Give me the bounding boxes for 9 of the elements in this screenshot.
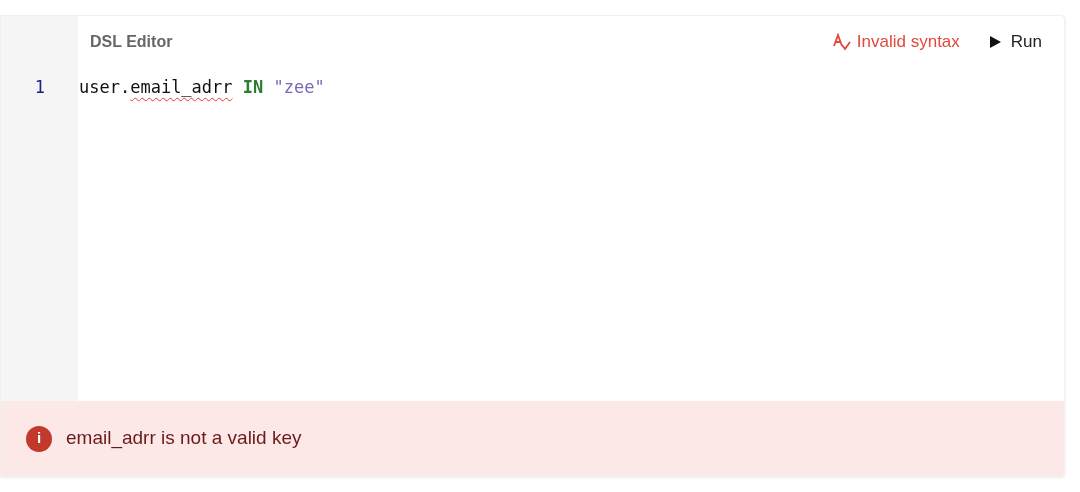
play-icon bbox=[989, 36, 1001, 48]
error-message: email_adrr is not a valid key bbox=[66, 426, 302, 451]
code-line: user.email_adrr IN "zee" bbox=[79, 76, 325, 98]
syntax-status: Invalid syntax bbox=[856, 31, 960, 54]
run-button[interactable]: Run bbox=[989, 29, 1042, 55]
spellcheck-icon bbox=[832, 33, 851, 51]
editor-title: DSL Editor bbox=[90, 32, 173, 52]
line-number: 1 bbox=[33, 76, 46, 98]
info-icon: i bbox=[26, 425, 52, 452]
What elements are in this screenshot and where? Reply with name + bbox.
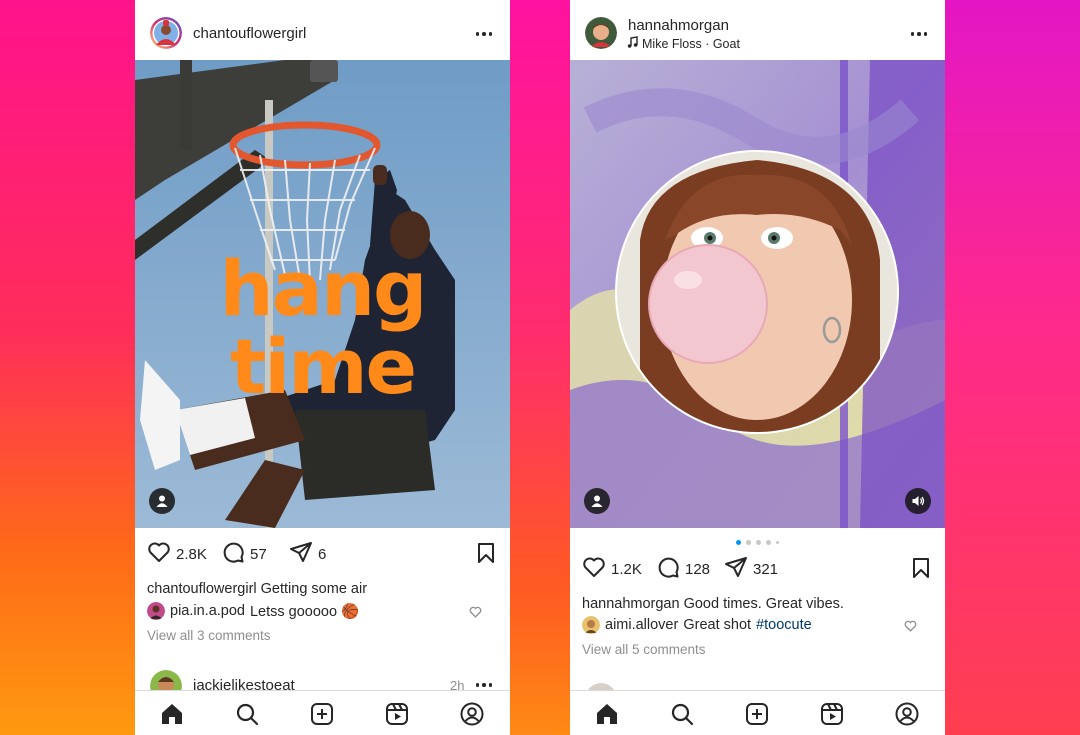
share-button[interactable]: 321 xyxy=(724,553,778,585)
comment-username[interactable]: pia.in.a.pod xyxy=(170,603,245,619)
headline-line2: time xyxy=(229,322,417,411)
bottom-tab-bar xyxy=(570,690,945,735)
more-icon[interactable] xyxy=(907,24,931,44)
avatar[interactable] xyxy=(150,17,182,49)
post-username[interactable]: chantouflowergirl xyxy=(193,25,306,42)
create-icon[interactable] xyxy=(744,701,770,727)
carousel-dot xyxy=(756,540,761,545)
music-attribution[interactable]: Mike Floss · Goat xyxy=(627,36,740,51)
avatar[interactable] xyxy=(582,616,600,634)
post-header: chantouflowergirl xyxy=(135,0,510,60)
like-button[interactable]: 2.8K xyxy=(147,538,207,570)
post-caption: chantouflowergirl Getting some air xyxy=(147,581,367,597)
sound-icon[interactable] xyxy=(905,488,931,514)
top-comment: aimi.allover Great shot #toocute xyxy=(582,616,812,634)
home-icon[interactable] xyxy=(159,701,185,727)
background-gradient-middle xyxy=(510,0,570,735)
post-caption: hannahmorgan Good times. Great vibes. xyxy=(582,596,844,612)
background-gradient-right xyxy=(945,0,1080,735)
view-all-comments-link[interactable]: View all 5 comments xyxy=(582,642,706,657)
person-tag-icon[interactable] xyxy=(584,488,610,514)
comment-like-icon[interactable] xyxy=(469,605,482,623)
reels-icon[interactable] xyxy=(384,701,410,727)
bookmark-icon[interactable] xyxy=(476,542,496,569)
search-icon[interactable] xyxy=(234,701,260,727)
comment-hashtag-link[interactable]: #toocute xyxy=(756,617,812,633)
carousel-dot xyxy=(766,540,771,545)
comment-text: Letss gooooo 🏀 xyxy=(249,603,360,620)
share-icon xyxy=(724,555,748,583)
caption-text: Getting some air xyxy=(260,581,368,597)
comment-count: 128 xyxy=(685,560,711,578)
top-comment: pia.in.a.pod Letss gooooo 🏀 xyxy=(147,602,359,620)
carousel-dot xyxy=(746,540,751,545)
music-note-icon xyxy=(627,36,638,51)
comment-button[interactable]: 128 xyxy=(656,553,710,585)
comment-like-icon[interactable] xyxy=(904,619,917,637)
bottom-tab-bar xyxy=(135,690,510,735)
share-count: 321 xyxy=(753,560,779,578)
post-photo[interactable]: hang time xyxy=(135,60,510,528)
action-bar: 2.8K 57 6 xyxy=(135,538,510,570)
share-count: 6 xyxy=(318,545,327,563)
comment-icon xyxy=(221,540,245,568)
comment-count: 57 xyxy=(250,545,267,563)
post-header: hannahmorgan Mike Floss · Goat xyxy=(570,0,945,60)
reels-icon[interactable] xyxy=(819,701,845,727)
avatar[interactable] xyxy=(147,602,165,620)
post-username[interactable]: hannahmorgan xyxy=(628,17,729,34)
comment-icon xyxy=(656,555,680,583)
search-icon[interactable] xyxy=(669,701,695,727)
carousel-dot xyxy=(736,540,741,545)
post-photo[interactable] xyxy=(570,60,945,528)
heart-icon xyxy=(147,541,171,567)
caption-username[interactable]: chantouflowergirl xyxy=(147,581,257,597)
comment-username[interactable]: aimi.allover xyxy=(605,617,678,633)
carousel-dot xyxy=(776,541,779,544)
like-count: 2.8K xyxy=(176,545,207,563)
like-button[interactable]: 1.2K xyxy=(582,553,642,585)
avatar[interactable] xyxy=(585,17,617,49)
comment-text: Great shot xyxy=(683,617,752,633)
action-bar: 1.2K 128 321 xyxy=(570,553,945,585)
more-icon[interactable] xyxy=(472,24,496,44)
headline-overlay: hang time xyxy=(135,250,510,406)
caption-username[interactable]: hannahmorgan xyxy=(582,596,680,612)
like-count: 1.2K xyxy=(611,560,642,578)
carousel-indicator xyxy=(570,540,945,545)
person-tag-icon[interactable] xyxy=(149,488,175,514)
view-all-comments-link[interactable]: View all 3 comments xyxy=(147,628,271,643)
share-icon xyxy=(289,540,313,568)
home-icon[interactable] xyxy=(594,701,620,727)
phone-screen-left: chantouflowergirl hang time 2.8K 57 6 ch… xyxy=(135,0,510,735)
share-button[interactable]: 6 xyxy=(289,538,326,570)
headline-line1: hang xyxy=(219,244,428,333)
comment-button[interactable]: 57 xyxy=(221,538,267,570)
phone-screen-right: hannahmorgan Mike Floss · Goat 1.2K 128 … xyxy=(570,0,945,735)
bubblegum-photo xyxy=(570,60,945,528)
caption-text: Good times. Great vibes. xyxy=(683,596,844,612)
background-gradient-left xyxy=(0,0,135,735)
profile-icon[interactable] xyxy=(894,701,920,727)
profile-icon[interactable] xyxy=(459,701,485,727)
create-icon[interactable] xyxy=(309,701,335,727)
music-title: Mike Floss · Goat xyxy=(642,36,740,51)
heart-icon xyxy=(582,556,606,582)
bookmark-icon[interactable] xyxy=(911,557,931,584)
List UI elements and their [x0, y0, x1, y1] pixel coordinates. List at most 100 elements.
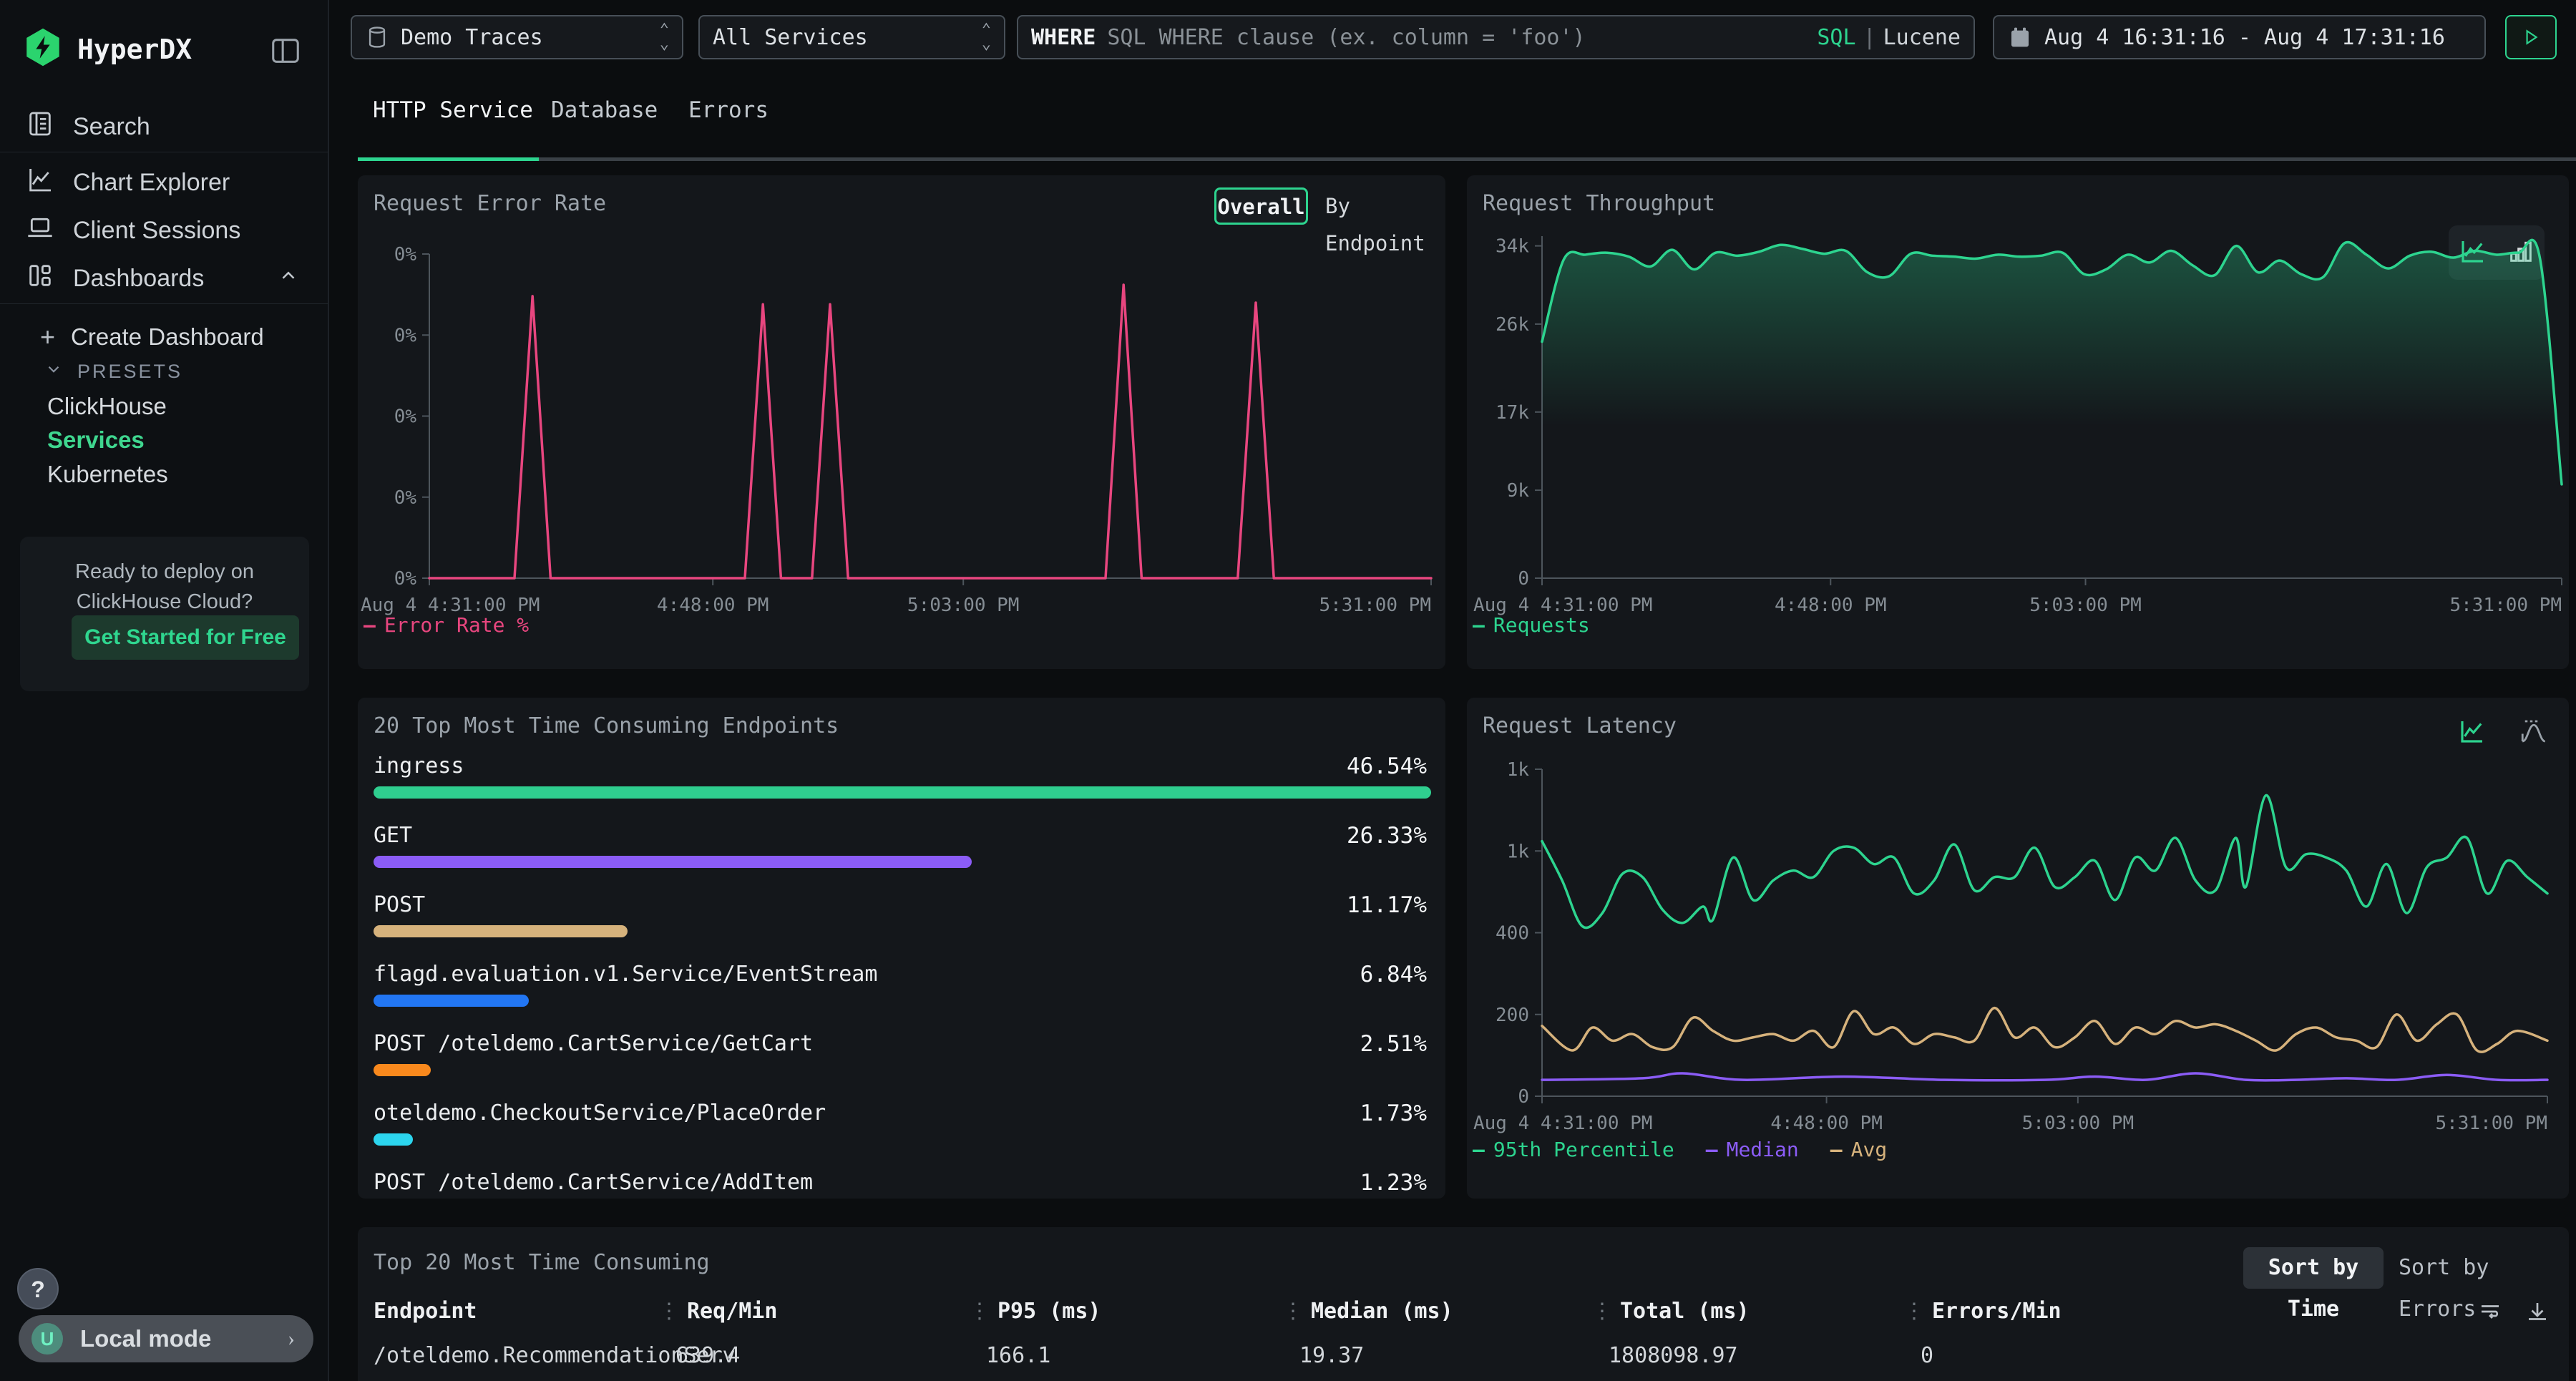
legend-label: Error Rate % — [384, 613, 529, 637]
endpoint-row[interactable]: POST 11.17% — [358, 892, 1445, 961]
daterange-picker[interactable]: Aug 4 16:31:16 - Aug 4 17:31:16 — [1993, 15, 2486, 59]
endpoint-row[interactable]: POST /oteldemo.CartService/AddItem 1.23% — [358, 1170, 1445, 1199]
avatar: U — [31, 1323, 63, 1355]
panel-request-latency: Request Latency 02004001k1kAug 4 4:31:00… — [1467, 698, 2569, 1199]
svg-text:17k: 17k — [1496, 402, 1529, 424]
sql-mode-button[interactable]: SQL — [1817, 25, 1855, 50]
search-bar: WHERE SQL | Lucene — [1017, 15, 1975, 59]
latency-chart[interactable]: 02004001k1kAug 4 4:31:00 PM4:48:00 PM5:0… — [1467, 748, 2569, 1148]
user-menu[interactable]: U Local mode › — [19, 1315, 313, 1362]
service-select-value: All Services — [713, 25, 868, 50]
database-icon — [365, 25, 389, 49]
get-started-button[interactable]: Get Started for Free — [72, 615, 299, 660]
endpoint-bar — [374, 1064, 431, 1076]
daterange-value: Aug 4 16:31:16 - Aug 4 17:31:16 — [2044, 25, 2445, 50]
throughput-chart[interactable]: 09k17k26k34kAug 4 4:31:00 PM4:48:00 PM5:… — [1467, 215, 2569, 637]
endpoint-bar — [374, 925, 628, 937]
overall-toggle-button[interactable]: Overall — [1214, 187, 1308, 225]
legend-swatch: — — [364, 613, 376, 637]
download-icon[interactable] — [2524, 1299, 2550, 1328]
drag-handle-icon[interactable]: ⋮ — [1282, 1299, 1304, 1324]
lucene-mode-button[interactable]: Lucene — [1883, 25, 1961, 50]
endpoint-row[interactable]: ingress 46.54% — [358, 753, 1445, 822]
legend-swatch: — — [1706, 1138, 1718, 1161]
chart-legend: — Error Rate % — [364, 613, 529, 637]
endpoint-label: POST /oteldemo.CartService/AddItem — [374, 1170, 813, 1195]
sidebar-item-search[interactable]: Search — [0, 103, 328, 150]
by-endpoint-toggle-button[interactable]: By Endpoint — [1325, 187, 1445, 225]
svg-text:0%: 0% — [394, 568, 417, 590]
sort-by-time-button[interactable]: Sort by Time — [2243, 1247, 2384, 1289]
lang-separator: | — [1863, 25, 1876, 50]
drag-handle-icon[interactable]: ⋮ — [1903, 1299, 1925, 1324]
column-header-errorsmin[interactable]: ⋮Errors/Min — [1903, 1299, 2062, 1324]
legend-swatch: — — [1473, 613, 1485, 637]
svg-text:5:31:00 PM: 5:31:00 PM — [1319, 595, 1431, 616]
drag-handle-icon[interactable]: ⋮ — [969, 1299, 990, 1324]
tab-track — [358, 157, 2576, 161]
tab-database[interactable]: Database — [551, 97, 658, 123]
svg-text:400: 400 — [1496, 923, 1529, 945]
histogram-icon[interactable] — [2519, 716, 2549, 750]
run-query-button[interactable] — [2505, 15, 2557, 59]
column-header-reqmin[interactable]: ⋮Req/Min — [658, 1299, 777, 1324]
endpoint-value: 11.17% — [1347, 892, 1427, 918]
endpoint-bar — [374, 856, 972, 868]
sidebar-divider — [0, 303, 328, 304]
sidebar-item-clickhouse[interactable]: ClickHouse — [47, 393, 167, 420]
column-header-median[interactable]: ⋮Median (ms) — [1282, 1299, 1453, 1324]
endpoint-bar — [374, 786, 1431, 799]
source-select[interactable]: Demo Traces ⌃⌄ — [351, 15, 683, 59]
column-header-p95[interactable]: ⋮P95 (ms) — [969, 1299, 1101, 1324]
panel-request-error-rate: Request Error Rate Overall By Endpoint 0… — [358, 175, 1445, 669]
svg-text:5:31:00 PM: 5:31:00 PM — [2435, 1113, 2547, 1134]
legend-label: Avg — [1851, 1138, 1888, 1161]
svg-text:0%: 0% — [394, 244, 417, 265]
svg-text:0%: 0% — [394, 487, 417, 509]
line-chart-icon[interactable] — [2457, 716, 2487, 750]
hyperdx-logo-icon — [23, 27, 63, 71]
svg-text:0: 0 — [1518, 568, 1529, 590]
clickhouse-cloud-promo: Ready to deploy on ClickHouse Cloud? Get… — [20, 537, 309, 691]
wrap-lines-icon[interactable] — [2477, 1299, 2503, 1328]
logo[interactable]: HyperDX — [23, 27, 192, 71]
endpoint-row[interactable]: GET 26.33% — [358, 823, 1445, 892]
tab-errors[interactable]: Errors — [688, 97, 769, 123]
service-select[interactable]: All Services ⌃⌄ — [698, 15, 1005, 59]
panel-top-time-consuming-table: Top 20 Most Time Consuming Sort by Time … — [358, 1227, 2569, 1381]
sidebar-item-client-sessions[interactable]: Client Sessions — [0, 207, 328, 254]
endpoint-row[interactable]: flagd.evaluation.v1.Service/EventStream … — [358, 962, 1445, 1030]
table-toolbar — [2477, 1299, 2550, 1328]
legend-swatch: — — [1830, 1138, 1843, 1161]
sidebar-collapse-icon[interactable] — [269, 34, 302, 71]
sidebar-item-chart-explorer[interactable]: Chart Explorer — [0, 159, 328, 206]
sort-by-errors-button[interactable]: Sort by Errors — [2399, 1247, 2569, 1289]
endpoint-row[interactable]: oteldemo.CheckoutService/PlaceOrder 1.73… — [358, 1101, 1445, 1169]
sidebar-item-kubernetes[interactable]: Kubernetes — [47, 461, 168, 488]
drag-handle-icon[interactable]: ⋮ — [1591, 1299, 1613, 1324]
create-dashboard-button[interactable]: + Create Dashboard — [40, 322, 264, 352]
column-header-total[interactable]: ⋮Total (ms) — [1591, 1299, 1750, 1324]
svg-text:5:03:00 PM: 5:03:00 PM — [2022, 1113, 2135, 1134]
sidebar-item-services[interactable]: Services — [47, 426, 145, 454]
promo-line2: ClickHouse Cloud? — [20, 587, 309, 617]
chart-legend: —95th Percentile —Median —Avg — [1473, 1138, 1887, 1161]
column-header-endpoint[interactable]: Endpoint — [374, 1299, 477, 1324]
sidebar-item-dashboards[interactable]: Dashboards — [0, 255, 328, 302]
where-input[interactable] — [1106, 24, 1817, 51]
chevron-up-icon — [278, 265, 299, 293]
endpoint-value: 1.73% — [1360, 1101, 1427, 1126]
latency-chart-type-toggle[interactable] — [2457, 716, 2549, 750]
help-button[interactable]: ? — [17, 1268, 59, 1309]
panel-title: Top 20 Most Time Consuming — [374, 1250, 710, 1275]
error-rate-chart[interactable]: 0%0%0%0%0%Aug 4 4:31:00 PM4:48:00 PM5:03… — [358, 236, 1445, 637]
laptop-icon — [26, 213, 54, 248]
presets-header[interactable]: PRESETS — [44, 360, 182, 384]
endpoint-row[interactable]: POST /oteldemo.CartService/GetCart 2.51% — [358, 1031, 1445, 1100]
sidebar-item-label: Dashboards — [73, 265, 204, 293]
tab-http-service[interactable]: HTTP Service — [373, 97, 533, 123]
cell-total: 1808098.97 — [1609, 1343, 1738, 1368]
drag-handle-icon[interactable]: ⋮ — [658, 1299, 680, 1324]
chart-explorer-icon — [26, 165, 54, 200]
svg-text:26k: 26k — [1496, 314, 1529, 336]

■ Problem statement ■
Rewrite the listing from the line containing "share-button[interactable]: 321 xyxy=(724,553,778,585)" up to and including the line containing "background-gradient-middle xyxy=(510,0,570,735)", changing "home-icon" to "house-icon" and leaving everything else unchanged. Give only those lines.

■ Output for this exercise ■
share-button[interactable]: 321 xyxy=(724,553,778,585)
comment-username[interactable]: pia.in.a.pod xyxy=(170,603,245,619)
headline-line2: time xyxy=(229,322,417,411)
bottom-tab-bar xyxy=(570,690,945,735)
more-icon[interactable] xyxy=(907,24,931,44)
avatar[interactable] xyxy=(150,17,182,49)
post-username[interactable]: chantouflowergirl xyxy=(193,25,306,42)
create-icon[interactable] xyxy=(744,701,770,727)
carousel-dot xyxy=(756,540,761,545)
music-attribution[interactable]: Mike Floss · Goat xyxy=(627,36,740,51)
avatar[interactable] xyxy=(582,616,600,634)
post-header: chantouflowergirl xyxy=(135,0,510,60)
like-button[interactable]: 2.8K xyxy=(147,538,207,570)
post-caption: chantouflowergirl Getting some air xyxy=(147,581,367,597)
sound-icon[interactable] xyxy=(905,488,931,514)
top-comment: aimi.allover Great shot #toocute xyxy=(582,616,812,634)
house-icon[interactable] xyxy=(159,701,185,727)
background-gradient-middle xyxy=(510,0,570,735)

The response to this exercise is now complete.